## Problem to solve
Find the string "JSON" and gather every line that holds it.
##### Data listing
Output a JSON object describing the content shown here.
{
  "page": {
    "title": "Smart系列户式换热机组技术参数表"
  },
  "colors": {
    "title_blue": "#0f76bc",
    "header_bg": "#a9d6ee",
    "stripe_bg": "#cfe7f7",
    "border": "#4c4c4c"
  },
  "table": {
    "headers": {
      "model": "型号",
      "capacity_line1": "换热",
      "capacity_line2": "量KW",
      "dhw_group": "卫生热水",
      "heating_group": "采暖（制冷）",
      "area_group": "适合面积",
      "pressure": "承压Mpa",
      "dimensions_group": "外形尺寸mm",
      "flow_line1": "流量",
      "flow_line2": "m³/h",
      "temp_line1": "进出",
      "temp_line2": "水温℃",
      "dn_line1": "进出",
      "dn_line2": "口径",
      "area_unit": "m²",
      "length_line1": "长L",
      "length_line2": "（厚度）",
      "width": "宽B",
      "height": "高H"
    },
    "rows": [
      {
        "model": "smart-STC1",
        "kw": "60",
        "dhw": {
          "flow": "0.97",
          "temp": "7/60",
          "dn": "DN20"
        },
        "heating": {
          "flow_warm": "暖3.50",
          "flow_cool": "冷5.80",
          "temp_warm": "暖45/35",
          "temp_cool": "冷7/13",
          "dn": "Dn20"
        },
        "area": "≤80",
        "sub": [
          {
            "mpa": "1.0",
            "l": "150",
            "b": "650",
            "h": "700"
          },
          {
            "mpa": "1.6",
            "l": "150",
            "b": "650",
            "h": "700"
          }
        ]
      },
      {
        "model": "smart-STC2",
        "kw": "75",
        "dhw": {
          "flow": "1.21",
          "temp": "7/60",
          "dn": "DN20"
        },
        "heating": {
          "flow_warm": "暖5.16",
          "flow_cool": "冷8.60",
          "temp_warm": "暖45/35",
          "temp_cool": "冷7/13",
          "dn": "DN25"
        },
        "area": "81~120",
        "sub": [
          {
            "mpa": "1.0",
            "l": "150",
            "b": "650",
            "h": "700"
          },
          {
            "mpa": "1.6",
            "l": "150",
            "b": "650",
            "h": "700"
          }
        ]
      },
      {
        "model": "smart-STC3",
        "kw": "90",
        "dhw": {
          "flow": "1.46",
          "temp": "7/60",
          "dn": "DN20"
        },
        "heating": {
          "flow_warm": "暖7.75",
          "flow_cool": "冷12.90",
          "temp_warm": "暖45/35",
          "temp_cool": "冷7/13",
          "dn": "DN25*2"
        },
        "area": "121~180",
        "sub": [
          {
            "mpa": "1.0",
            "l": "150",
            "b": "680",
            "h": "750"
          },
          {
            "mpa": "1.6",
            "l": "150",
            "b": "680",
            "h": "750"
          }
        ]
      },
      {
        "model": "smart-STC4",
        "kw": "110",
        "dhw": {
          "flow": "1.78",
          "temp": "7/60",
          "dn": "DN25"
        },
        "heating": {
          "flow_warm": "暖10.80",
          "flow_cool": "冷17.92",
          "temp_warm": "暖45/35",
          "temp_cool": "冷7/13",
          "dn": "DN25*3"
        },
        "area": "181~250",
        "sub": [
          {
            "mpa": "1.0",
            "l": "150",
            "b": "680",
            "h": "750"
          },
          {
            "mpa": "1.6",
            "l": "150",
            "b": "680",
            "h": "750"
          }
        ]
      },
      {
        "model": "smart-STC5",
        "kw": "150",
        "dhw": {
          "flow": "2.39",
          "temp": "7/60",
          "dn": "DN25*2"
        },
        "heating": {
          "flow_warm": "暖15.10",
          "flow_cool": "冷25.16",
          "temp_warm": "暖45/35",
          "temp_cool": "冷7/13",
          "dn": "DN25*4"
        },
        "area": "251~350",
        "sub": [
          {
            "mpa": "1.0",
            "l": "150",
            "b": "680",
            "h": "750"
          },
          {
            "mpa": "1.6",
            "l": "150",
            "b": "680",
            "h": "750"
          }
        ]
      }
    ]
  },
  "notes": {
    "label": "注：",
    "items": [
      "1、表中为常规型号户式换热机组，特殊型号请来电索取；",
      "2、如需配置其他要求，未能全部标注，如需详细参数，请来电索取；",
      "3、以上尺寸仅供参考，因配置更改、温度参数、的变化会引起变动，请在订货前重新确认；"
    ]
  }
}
##########
##### Data listing
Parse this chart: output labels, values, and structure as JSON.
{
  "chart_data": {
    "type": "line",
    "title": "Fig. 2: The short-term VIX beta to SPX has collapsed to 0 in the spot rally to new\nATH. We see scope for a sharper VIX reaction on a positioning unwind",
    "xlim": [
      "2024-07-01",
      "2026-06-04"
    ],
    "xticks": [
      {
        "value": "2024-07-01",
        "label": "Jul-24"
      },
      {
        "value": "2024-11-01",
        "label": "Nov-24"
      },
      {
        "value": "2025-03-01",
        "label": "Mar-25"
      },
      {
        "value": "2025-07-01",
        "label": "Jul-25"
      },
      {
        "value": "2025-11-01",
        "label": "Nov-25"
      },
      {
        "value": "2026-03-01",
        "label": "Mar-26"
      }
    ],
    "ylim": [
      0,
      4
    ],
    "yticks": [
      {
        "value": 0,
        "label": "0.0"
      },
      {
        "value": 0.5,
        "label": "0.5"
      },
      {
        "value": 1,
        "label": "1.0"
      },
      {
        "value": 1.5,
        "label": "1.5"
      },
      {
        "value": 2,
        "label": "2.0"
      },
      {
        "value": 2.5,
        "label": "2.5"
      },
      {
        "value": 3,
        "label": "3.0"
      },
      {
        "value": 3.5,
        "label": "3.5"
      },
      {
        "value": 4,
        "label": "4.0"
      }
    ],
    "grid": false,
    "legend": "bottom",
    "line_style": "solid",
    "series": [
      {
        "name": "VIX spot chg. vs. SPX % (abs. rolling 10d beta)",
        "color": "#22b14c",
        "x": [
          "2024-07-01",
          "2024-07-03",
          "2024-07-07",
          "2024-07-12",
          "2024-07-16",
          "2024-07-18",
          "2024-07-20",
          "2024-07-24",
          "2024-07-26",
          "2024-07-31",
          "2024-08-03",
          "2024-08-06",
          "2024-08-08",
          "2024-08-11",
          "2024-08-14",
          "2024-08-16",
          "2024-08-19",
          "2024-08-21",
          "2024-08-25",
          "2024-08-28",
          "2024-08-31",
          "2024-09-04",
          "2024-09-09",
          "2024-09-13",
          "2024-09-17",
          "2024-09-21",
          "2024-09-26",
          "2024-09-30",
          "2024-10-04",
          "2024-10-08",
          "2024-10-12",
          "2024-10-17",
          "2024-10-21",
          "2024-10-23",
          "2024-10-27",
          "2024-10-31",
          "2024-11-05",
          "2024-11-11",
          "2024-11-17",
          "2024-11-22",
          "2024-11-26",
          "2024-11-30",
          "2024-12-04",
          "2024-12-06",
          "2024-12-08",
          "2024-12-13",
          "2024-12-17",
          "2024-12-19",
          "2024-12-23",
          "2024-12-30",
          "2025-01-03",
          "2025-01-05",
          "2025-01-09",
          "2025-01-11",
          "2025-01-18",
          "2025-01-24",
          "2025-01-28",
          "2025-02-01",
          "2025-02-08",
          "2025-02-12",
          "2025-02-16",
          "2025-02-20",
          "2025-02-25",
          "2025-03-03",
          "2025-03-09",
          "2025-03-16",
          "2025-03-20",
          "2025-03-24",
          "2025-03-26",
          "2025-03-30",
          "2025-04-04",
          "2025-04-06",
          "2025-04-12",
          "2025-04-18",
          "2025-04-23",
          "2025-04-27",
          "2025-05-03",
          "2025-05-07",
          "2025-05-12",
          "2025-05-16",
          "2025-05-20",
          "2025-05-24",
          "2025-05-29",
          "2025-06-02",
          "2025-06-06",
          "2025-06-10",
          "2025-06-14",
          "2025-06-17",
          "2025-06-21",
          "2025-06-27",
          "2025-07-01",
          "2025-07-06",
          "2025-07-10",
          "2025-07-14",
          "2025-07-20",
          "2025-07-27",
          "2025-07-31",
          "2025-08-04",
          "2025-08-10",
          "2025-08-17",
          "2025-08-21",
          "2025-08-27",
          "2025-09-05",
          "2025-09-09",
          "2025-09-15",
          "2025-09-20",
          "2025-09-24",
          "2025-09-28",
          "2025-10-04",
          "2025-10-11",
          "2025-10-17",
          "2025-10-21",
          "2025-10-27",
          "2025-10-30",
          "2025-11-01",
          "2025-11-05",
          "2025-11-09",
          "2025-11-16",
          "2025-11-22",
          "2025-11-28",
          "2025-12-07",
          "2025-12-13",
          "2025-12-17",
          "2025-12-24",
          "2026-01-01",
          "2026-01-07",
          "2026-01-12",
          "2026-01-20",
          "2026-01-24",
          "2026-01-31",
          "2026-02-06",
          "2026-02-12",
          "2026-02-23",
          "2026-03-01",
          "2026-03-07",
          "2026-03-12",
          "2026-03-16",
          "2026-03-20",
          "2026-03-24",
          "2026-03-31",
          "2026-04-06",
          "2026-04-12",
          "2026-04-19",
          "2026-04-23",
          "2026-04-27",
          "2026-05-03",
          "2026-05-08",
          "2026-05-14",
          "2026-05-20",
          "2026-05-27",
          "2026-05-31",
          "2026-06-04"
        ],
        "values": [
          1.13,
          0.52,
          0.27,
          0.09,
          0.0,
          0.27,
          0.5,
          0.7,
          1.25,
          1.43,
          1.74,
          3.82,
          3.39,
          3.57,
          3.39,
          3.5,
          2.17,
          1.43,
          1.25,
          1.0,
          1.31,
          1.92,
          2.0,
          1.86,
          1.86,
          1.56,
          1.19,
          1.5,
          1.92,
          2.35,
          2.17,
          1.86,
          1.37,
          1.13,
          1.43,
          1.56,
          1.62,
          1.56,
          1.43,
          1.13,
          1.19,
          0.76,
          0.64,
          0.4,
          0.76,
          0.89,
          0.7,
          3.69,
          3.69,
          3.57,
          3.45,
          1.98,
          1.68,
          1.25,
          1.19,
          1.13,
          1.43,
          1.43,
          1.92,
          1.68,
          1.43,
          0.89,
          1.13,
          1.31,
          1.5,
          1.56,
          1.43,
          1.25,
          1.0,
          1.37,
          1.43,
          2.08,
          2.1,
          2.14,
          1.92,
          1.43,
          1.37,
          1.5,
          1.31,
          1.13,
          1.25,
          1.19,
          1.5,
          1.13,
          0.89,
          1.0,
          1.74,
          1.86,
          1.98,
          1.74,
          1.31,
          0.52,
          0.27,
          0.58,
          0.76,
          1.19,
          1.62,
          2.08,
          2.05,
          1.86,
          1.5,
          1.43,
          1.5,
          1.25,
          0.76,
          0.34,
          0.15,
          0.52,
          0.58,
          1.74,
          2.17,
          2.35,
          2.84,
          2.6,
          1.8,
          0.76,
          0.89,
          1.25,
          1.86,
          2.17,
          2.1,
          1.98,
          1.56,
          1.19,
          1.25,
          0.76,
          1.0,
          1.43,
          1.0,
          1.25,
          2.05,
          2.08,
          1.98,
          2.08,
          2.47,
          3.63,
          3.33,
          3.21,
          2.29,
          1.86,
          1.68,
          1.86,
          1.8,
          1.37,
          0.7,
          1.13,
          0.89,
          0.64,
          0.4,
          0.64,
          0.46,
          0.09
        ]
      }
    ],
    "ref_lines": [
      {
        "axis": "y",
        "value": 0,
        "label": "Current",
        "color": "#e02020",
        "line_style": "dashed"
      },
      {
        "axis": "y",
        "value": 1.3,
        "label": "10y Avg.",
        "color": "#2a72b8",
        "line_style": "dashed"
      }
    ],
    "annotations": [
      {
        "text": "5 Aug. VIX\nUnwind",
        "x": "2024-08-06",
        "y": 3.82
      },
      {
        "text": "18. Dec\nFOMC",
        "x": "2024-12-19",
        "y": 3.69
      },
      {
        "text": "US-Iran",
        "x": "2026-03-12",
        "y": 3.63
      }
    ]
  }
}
##########
## Task answer
Output a JSON object describing the content shown here.
Parse this chart: output labels, values, and structure as JSON.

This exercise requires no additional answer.